Entries provided ->
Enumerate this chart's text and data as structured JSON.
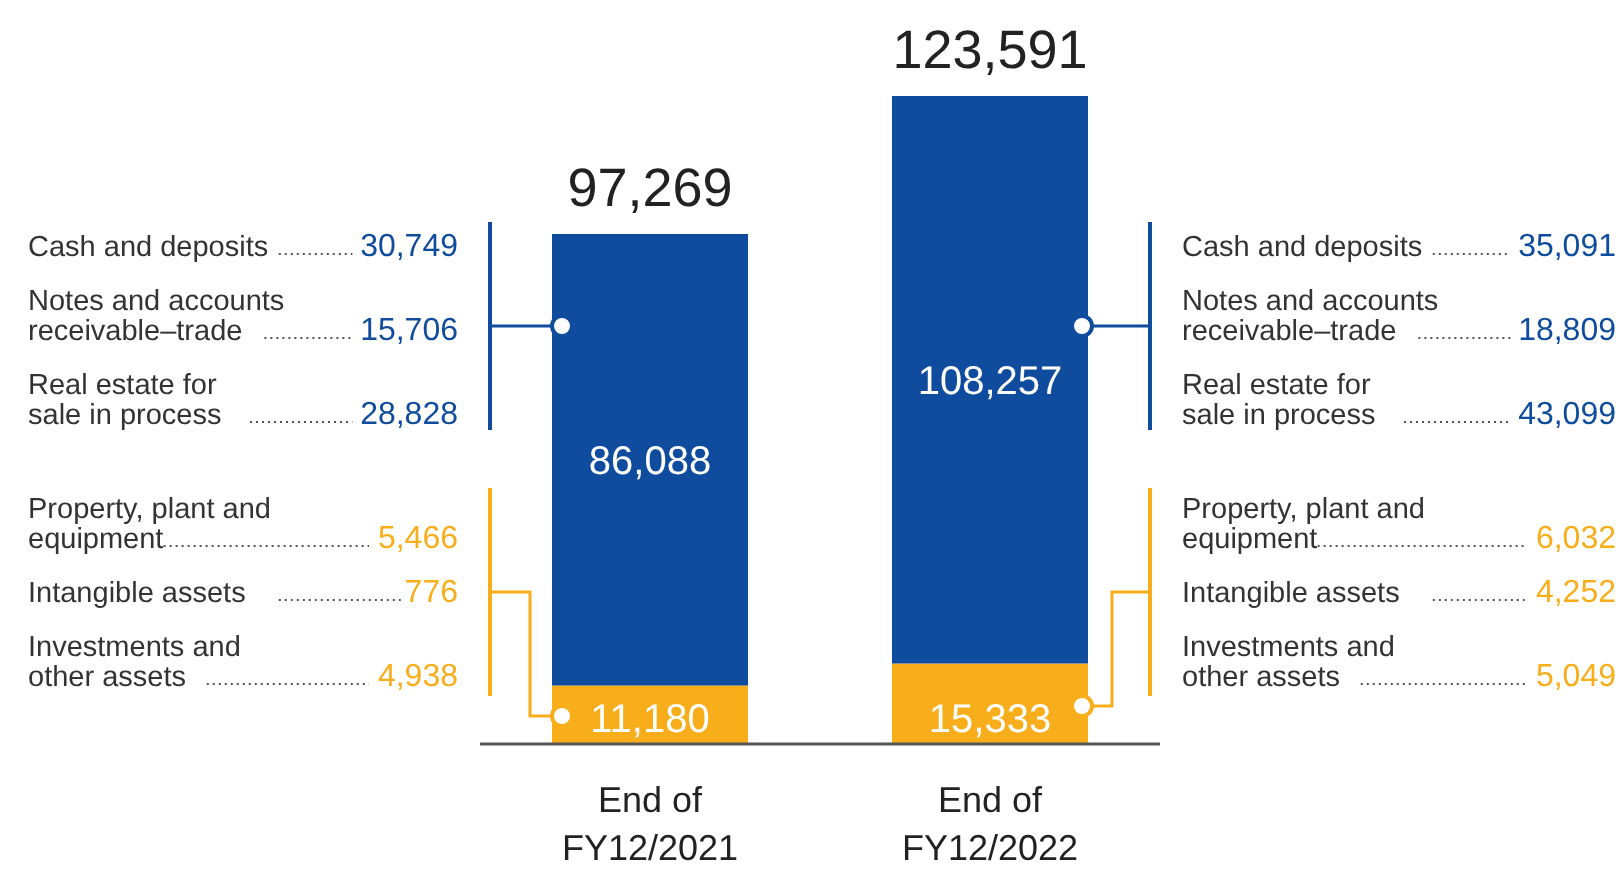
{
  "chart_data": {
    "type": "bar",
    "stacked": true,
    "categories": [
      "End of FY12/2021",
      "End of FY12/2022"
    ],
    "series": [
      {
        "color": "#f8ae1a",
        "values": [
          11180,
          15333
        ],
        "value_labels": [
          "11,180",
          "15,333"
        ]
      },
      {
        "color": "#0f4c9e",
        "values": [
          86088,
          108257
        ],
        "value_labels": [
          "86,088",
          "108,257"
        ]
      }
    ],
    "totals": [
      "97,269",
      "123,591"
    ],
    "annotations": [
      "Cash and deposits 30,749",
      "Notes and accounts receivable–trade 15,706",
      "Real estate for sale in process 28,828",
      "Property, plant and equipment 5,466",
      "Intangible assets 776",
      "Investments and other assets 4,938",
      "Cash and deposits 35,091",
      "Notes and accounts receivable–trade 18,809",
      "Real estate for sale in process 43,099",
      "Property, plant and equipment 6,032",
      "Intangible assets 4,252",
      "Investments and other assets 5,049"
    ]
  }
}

==

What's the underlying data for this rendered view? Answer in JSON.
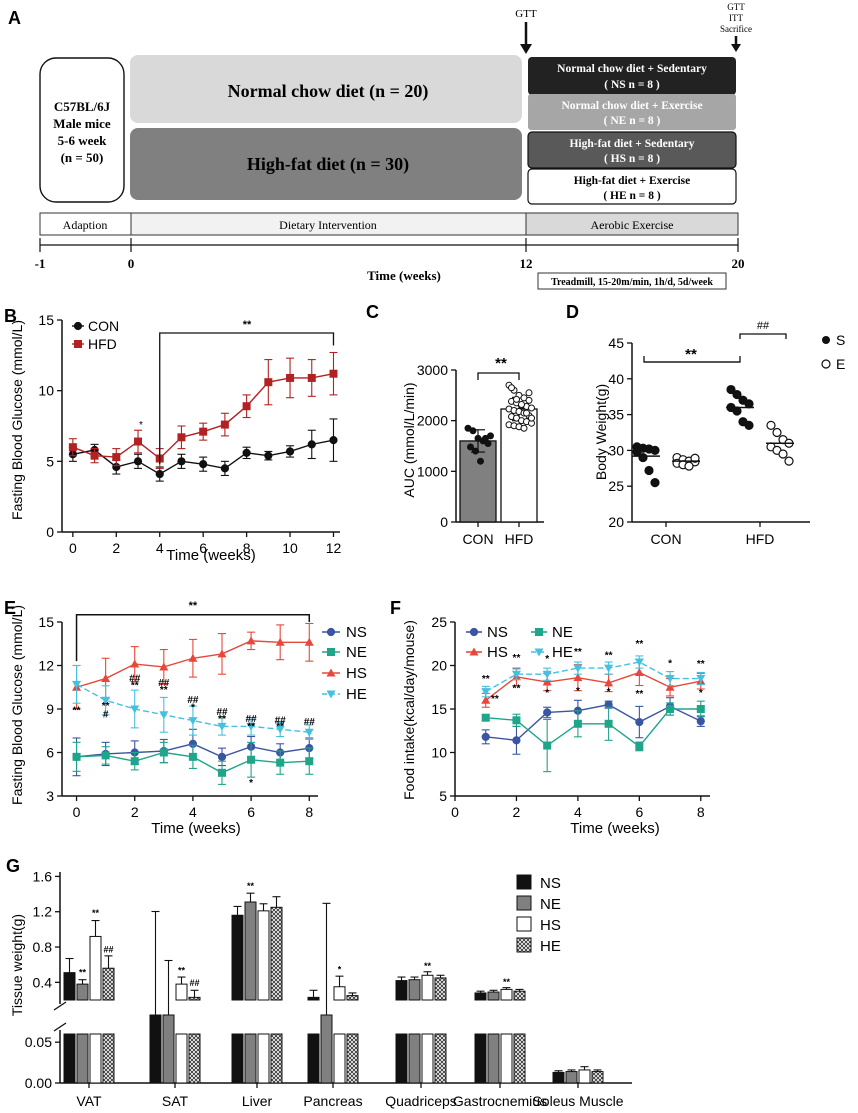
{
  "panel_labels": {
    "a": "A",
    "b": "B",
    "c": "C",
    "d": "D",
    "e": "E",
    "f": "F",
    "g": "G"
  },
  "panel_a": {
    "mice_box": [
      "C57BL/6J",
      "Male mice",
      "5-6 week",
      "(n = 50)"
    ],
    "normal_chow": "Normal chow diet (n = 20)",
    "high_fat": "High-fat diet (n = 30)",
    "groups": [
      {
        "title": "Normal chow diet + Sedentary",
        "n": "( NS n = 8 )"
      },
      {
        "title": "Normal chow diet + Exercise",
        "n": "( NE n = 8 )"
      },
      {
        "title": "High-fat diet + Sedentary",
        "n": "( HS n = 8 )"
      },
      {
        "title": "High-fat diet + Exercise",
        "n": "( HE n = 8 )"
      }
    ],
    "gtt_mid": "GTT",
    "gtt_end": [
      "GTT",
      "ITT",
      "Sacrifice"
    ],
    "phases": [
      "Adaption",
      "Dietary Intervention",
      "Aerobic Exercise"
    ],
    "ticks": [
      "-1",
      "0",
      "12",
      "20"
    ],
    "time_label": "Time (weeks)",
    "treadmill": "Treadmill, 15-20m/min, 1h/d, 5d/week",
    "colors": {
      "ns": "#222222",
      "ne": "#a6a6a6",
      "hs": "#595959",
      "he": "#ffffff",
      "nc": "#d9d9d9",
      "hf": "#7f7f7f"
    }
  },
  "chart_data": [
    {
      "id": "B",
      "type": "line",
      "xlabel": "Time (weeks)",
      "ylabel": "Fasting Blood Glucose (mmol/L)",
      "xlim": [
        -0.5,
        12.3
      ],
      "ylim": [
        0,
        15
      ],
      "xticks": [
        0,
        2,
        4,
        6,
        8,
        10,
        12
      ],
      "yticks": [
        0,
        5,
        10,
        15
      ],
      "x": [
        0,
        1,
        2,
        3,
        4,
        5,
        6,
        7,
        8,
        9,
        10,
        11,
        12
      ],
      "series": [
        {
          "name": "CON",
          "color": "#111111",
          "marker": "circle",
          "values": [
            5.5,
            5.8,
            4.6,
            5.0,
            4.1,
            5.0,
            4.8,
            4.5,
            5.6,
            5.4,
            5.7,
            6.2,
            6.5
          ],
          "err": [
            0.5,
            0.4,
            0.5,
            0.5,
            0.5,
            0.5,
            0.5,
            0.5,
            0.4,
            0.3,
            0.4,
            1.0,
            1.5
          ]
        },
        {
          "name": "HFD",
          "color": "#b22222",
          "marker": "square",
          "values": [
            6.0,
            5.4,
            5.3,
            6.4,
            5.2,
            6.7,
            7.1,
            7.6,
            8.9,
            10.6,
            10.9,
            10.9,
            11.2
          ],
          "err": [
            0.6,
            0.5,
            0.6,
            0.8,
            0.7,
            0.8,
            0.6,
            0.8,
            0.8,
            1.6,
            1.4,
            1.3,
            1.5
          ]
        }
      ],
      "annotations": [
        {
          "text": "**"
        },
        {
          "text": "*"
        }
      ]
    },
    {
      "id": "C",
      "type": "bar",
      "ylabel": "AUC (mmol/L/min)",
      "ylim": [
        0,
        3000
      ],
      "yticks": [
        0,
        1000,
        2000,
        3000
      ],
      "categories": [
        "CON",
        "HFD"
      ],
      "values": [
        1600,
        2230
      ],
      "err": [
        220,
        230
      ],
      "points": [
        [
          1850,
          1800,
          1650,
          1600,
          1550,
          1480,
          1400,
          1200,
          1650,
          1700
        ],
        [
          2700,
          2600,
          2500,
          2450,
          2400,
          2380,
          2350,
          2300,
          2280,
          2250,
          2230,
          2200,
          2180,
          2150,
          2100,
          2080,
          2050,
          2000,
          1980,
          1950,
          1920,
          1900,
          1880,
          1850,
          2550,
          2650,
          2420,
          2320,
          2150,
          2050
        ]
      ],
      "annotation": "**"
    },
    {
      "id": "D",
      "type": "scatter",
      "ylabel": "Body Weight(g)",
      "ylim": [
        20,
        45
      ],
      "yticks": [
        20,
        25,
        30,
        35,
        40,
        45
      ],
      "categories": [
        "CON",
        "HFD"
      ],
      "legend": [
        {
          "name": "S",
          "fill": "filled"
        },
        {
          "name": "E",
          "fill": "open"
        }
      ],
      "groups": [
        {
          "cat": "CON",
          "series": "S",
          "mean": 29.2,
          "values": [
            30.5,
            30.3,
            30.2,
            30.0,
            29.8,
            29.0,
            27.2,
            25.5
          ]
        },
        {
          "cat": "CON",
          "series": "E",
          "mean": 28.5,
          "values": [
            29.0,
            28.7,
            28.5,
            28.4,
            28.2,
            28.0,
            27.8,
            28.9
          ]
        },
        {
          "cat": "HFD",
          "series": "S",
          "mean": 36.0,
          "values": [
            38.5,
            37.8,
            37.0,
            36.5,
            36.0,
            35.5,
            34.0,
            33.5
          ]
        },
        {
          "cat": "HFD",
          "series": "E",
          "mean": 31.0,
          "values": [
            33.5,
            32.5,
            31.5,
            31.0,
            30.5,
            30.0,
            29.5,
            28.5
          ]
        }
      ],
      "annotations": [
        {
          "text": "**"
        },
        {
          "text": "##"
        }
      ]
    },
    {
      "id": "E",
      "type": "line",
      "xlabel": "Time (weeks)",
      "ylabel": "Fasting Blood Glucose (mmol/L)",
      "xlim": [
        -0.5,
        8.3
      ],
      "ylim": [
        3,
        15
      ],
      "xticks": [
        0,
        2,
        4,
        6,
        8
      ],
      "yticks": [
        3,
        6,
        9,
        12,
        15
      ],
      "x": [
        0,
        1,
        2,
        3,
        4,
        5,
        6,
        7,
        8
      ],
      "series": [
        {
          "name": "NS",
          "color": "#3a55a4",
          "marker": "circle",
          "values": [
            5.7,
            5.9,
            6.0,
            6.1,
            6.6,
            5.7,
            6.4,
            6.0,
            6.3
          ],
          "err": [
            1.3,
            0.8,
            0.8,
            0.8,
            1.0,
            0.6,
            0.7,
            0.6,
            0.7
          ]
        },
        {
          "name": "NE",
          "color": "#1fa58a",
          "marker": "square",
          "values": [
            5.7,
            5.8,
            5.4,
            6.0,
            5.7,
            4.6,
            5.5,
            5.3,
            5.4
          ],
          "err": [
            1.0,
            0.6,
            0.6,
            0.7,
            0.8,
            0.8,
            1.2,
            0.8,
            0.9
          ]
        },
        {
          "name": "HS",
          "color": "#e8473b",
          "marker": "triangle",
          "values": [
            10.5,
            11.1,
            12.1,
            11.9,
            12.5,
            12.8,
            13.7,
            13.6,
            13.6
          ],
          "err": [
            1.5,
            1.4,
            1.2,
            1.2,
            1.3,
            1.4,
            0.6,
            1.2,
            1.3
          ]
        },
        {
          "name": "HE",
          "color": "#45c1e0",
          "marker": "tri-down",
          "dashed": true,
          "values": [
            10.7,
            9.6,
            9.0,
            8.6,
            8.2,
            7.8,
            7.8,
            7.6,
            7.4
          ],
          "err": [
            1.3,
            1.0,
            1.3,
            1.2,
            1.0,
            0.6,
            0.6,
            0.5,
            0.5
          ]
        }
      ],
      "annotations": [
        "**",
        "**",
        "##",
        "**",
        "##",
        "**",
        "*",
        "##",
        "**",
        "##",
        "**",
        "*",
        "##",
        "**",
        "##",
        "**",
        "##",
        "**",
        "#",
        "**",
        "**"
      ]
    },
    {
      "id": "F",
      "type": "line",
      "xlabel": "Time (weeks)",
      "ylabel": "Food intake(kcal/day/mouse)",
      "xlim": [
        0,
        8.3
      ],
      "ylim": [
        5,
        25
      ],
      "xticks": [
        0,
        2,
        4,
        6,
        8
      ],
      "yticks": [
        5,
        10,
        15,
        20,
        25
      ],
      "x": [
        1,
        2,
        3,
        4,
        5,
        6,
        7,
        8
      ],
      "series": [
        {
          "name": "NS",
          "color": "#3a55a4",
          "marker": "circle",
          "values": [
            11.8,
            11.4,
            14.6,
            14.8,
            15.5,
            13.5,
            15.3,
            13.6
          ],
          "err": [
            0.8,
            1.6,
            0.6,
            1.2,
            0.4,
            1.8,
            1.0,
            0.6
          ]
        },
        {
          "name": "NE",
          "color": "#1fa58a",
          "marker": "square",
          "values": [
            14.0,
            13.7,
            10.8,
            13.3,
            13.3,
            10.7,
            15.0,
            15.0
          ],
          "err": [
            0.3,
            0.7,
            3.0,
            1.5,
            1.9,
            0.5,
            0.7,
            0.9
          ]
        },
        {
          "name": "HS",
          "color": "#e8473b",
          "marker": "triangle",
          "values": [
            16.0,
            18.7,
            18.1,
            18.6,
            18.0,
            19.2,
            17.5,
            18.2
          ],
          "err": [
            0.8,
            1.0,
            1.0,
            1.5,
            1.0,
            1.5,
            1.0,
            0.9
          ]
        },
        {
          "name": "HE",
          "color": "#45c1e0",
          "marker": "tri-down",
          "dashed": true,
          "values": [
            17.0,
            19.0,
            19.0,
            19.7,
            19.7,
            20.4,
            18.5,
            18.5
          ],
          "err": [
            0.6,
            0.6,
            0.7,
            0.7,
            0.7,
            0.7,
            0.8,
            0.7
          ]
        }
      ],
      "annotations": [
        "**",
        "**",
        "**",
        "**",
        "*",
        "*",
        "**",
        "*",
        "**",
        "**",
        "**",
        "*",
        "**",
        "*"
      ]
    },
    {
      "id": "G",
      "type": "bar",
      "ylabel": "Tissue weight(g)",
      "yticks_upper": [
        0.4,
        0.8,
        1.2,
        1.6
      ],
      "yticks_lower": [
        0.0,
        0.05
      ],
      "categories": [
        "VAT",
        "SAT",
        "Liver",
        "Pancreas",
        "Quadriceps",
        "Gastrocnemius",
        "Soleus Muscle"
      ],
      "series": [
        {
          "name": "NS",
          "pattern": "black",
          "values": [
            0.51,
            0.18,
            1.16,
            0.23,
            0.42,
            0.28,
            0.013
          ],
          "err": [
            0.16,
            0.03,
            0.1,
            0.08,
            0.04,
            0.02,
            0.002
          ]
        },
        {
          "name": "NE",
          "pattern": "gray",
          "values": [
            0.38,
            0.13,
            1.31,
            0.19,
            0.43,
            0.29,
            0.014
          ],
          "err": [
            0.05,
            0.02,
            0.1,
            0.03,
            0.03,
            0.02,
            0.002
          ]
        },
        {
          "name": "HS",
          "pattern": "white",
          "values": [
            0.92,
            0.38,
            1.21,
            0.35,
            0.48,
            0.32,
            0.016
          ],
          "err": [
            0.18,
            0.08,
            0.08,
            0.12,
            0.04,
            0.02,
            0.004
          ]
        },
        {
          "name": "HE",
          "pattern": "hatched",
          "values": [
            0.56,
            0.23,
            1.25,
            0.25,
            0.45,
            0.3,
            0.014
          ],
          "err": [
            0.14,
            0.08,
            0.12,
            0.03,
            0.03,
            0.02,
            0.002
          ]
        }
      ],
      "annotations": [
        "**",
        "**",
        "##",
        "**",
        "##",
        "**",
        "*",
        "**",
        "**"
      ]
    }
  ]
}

---

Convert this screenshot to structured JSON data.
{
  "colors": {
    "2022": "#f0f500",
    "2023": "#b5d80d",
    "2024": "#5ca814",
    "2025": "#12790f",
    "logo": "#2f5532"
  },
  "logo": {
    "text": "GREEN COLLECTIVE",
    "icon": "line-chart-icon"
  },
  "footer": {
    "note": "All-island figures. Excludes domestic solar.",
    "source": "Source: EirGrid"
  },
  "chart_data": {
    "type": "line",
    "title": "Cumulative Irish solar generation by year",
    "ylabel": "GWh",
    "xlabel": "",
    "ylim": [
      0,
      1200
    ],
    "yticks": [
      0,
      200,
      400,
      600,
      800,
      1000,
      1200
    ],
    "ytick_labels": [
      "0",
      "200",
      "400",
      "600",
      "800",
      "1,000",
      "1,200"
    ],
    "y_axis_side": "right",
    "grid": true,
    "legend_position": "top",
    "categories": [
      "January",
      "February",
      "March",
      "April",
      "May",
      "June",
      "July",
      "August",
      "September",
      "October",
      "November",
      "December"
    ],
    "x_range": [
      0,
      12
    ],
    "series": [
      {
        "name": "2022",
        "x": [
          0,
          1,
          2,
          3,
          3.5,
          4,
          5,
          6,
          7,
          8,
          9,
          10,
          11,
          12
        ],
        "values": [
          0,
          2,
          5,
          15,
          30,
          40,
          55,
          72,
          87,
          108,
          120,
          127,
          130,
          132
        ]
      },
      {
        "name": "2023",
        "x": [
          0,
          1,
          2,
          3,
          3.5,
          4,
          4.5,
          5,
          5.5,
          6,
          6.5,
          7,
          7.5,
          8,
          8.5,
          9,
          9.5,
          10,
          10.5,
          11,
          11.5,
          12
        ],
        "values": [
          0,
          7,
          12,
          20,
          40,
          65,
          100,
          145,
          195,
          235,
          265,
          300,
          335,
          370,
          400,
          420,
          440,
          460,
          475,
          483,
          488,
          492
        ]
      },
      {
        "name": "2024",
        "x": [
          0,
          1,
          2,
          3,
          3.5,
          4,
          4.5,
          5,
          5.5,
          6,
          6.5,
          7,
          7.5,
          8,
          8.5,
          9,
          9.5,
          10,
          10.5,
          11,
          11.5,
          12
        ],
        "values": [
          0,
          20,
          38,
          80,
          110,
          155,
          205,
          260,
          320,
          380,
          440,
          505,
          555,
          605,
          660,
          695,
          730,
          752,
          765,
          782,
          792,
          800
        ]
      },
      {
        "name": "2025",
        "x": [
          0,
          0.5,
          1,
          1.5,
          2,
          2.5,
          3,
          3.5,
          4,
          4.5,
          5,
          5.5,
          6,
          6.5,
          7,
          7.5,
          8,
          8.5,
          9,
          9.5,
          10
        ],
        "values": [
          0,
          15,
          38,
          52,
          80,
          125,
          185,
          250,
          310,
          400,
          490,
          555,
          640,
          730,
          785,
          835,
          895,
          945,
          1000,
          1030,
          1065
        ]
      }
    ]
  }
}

Given task -> Which lines contain "Investments"? Show each of them.

Response ->
      "Investments and other assets 4,938",
      "Investments and other assets 5,049"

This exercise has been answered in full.